Challenge:
Tally how many lines include "below". The number is the whole answer.

Data for processing:

* * *

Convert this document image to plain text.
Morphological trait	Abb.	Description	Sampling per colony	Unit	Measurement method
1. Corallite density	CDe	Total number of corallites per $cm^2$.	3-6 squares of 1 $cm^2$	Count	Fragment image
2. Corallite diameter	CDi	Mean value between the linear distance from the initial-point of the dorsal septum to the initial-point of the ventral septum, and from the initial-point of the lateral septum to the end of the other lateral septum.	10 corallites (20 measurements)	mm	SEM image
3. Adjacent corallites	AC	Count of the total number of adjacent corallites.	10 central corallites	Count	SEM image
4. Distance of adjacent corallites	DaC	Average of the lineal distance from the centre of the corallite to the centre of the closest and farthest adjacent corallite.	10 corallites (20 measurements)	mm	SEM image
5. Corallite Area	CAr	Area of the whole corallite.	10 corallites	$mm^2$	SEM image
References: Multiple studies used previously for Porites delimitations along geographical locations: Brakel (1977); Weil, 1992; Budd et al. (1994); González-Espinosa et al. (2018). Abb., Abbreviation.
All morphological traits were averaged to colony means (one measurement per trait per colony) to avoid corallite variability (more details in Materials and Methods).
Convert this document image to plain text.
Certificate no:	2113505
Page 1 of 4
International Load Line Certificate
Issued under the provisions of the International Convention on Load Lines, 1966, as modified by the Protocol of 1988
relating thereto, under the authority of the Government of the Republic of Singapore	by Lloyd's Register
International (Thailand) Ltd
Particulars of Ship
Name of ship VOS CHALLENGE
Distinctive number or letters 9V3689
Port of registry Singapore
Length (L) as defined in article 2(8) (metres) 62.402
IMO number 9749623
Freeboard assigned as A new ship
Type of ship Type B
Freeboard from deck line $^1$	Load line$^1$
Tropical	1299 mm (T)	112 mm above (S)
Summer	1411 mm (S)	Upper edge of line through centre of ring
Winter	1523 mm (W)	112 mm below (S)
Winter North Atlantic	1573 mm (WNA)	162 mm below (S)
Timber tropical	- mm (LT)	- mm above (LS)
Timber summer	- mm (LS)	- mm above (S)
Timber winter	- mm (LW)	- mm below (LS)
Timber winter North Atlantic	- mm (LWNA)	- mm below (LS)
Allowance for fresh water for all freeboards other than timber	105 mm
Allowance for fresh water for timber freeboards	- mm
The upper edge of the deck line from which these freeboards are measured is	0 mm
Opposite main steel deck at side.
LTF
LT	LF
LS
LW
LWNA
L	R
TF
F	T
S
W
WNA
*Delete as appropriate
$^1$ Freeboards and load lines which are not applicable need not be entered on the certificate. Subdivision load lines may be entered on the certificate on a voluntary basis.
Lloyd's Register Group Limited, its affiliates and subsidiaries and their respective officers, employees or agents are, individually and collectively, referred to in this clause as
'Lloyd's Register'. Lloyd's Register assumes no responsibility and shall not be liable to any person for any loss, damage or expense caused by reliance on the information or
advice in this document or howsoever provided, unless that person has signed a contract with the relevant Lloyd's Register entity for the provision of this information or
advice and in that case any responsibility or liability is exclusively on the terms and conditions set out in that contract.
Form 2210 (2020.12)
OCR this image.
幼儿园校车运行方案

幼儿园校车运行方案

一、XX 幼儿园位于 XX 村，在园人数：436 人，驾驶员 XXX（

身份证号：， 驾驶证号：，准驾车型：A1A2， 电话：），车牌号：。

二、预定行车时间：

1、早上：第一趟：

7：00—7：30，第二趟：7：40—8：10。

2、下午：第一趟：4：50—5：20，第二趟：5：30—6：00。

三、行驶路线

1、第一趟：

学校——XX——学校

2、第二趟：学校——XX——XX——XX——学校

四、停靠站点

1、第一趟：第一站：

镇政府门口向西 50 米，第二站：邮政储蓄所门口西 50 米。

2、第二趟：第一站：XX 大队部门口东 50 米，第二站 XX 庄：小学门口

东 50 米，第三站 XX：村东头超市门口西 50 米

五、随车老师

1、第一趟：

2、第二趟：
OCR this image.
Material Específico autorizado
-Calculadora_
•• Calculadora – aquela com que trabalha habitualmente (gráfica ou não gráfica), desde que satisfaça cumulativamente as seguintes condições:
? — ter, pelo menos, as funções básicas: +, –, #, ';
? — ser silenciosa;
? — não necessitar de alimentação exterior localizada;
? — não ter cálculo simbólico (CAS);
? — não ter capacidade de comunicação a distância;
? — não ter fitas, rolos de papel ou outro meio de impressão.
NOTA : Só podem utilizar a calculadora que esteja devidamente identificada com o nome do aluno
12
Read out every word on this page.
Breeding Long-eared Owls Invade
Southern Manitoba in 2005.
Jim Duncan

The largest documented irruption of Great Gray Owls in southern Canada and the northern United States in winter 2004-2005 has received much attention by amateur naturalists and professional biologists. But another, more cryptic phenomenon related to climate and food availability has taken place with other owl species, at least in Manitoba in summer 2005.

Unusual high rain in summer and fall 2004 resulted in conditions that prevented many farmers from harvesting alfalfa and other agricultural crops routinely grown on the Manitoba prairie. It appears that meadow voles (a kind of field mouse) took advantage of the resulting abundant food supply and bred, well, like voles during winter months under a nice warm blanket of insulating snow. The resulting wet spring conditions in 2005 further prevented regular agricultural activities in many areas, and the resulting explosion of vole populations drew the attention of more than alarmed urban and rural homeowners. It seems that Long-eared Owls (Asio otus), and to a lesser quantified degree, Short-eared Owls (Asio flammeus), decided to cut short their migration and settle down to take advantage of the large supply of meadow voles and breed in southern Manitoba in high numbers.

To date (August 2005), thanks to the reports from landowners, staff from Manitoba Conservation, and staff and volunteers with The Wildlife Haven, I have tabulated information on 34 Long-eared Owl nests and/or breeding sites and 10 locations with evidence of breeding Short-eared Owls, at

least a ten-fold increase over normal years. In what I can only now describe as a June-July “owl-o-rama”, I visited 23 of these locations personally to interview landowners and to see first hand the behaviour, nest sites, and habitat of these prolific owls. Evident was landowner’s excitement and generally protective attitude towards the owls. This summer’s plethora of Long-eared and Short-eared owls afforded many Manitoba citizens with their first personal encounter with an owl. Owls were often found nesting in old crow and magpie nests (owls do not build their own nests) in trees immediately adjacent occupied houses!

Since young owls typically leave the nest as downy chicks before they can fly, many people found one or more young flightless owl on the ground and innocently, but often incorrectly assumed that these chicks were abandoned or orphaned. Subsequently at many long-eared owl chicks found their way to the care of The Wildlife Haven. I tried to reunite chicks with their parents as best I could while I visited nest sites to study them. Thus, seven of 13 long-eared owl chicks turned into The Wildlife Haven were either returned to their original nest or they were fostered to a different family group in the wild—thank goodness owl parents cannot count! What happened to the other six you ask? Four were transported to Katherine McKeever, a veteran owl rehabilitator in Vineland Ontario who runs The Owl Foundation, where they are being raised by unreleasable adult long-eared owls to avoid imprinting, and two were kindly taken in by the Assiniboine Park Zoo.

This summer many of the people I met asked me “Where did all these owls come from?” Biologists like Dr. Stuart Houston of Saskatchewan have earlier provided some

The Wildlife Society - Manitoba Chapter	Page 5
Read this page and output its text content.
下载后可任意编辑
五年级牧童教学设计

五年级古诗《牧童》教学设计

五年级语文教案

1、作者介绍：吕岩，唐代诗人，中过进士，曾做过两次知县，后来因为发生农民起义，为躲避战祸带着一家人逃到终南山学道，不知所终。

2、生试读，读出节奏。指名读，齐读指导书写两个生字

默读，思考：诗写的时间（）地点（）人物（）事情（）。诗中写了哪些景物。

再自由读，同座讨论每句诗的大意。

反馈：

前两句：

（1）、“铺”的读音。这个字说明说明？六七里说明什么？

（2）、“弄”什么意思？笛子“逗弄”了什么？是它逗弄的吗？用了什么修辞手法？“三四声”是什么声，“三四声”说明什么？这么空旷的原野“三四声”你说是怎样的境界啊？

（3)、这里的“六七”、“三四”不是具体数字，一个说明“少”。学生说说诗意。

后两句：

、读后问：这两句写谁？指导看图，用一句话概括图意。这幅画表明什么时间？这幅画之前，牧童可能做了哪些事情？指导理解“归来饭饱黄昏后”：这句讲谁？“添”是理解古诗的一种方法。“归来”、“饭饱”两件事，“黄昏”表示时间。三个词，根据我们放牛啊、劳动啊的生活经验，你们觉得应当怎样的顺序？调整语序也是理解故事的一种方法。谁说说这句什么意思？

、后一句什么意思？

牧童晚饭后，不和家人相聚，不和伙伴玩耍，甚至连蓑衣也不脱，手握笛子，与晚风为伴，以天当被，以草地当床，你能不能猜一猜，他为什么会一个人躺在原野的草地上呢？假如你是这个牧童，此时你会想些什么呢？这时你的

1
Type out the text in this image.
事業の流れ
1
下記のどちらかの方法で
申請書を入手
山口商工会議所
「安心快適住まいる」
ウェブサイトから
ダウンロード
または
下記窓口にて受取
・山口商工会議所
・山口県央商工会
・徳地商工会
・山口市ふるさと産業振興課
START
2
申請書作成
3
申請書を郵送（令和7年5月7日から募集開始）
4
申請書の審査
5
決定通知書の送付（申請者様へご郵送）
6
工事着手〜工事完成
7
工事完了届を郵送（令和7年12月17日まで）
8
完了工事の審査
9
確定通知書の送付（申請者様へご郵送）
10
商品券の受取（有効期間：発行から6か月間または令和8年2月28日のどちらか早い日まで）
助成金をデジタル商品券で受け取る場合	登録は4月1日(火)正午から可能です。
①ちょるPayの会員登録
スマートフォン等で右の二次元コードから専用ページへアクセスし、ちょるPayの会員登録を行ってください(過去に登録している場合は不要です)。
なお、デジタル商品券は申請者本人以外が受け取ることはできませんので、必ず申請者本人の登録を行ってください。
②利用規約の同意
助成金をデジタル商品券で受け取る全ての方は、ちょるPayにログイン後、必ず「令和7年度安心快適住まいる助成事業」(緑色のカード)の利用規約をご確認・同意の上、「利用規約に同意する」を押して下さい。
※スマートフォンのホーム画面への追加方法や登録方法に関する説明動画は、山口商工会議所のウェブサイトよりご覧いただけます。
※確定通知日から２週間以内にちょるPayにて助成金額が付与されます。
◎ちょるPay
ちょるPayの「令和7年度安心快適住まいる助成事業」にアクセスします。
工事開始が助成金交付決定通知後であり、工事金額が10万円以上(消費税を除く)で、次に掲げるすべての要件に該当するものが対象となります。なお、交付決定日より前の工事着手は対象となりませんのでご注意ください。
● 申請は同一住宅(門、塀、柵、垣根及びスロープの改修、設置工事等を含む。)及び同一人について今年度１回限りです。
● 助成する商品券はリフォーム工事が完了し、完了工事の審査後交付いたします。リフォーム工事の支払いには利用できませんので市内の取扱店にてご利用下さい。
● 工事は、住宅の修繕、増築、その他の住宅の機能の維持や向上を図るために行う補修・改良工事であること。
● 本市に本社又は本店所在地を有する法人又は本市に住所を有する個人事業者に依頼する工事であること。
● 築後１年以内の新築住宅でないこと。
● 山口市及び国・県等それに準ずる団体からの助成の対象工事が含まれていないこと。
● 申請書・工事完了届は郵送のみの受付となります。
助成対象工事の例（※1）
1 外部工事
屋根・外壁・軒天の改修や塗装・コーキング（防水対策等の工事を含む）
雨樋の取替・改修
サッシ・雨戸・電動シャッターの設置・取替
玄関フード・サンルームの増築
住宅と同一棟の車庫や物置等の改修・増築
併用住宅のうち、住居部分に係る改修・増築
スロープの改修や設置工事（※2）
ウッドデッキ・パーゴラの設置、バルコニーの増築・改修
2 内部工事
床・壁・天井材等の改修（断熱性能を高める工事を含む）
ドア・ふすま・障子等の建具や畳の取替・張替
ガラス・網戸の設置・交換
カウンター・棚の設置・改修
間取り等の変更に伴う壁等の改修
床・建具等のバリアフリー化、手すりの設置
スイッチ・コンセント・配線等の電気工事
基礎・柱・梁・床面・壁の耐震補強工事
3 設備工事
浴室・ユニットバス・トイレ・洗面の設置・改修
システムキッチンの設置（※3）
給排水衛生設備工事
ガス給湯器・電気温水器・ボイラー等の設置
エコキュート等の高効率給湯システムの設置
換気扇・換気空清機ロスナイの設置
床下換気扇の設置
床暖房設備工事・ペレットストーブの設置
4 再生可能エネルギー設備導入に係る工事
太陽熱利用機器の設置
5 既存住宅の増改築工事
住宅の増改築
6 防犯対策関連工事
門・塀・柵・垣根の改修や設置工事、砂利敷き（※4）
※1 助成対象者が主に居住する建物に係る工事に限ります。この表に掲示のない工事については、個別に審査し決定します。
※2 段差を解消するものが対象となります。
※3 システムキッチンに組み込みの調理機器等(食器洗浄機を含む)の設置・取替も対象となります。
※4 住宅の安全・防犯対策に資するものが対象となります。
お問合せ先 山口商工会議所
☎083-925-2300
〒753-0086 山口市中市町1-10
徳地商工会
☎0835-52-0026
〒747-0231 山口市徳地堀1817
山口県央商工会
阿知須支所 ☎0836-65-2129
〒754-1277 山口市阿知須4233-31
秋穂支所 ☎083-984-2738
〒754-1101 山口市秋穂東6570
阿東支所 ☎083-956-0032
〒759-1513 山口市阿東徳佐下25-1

* * *

Solved problem:
4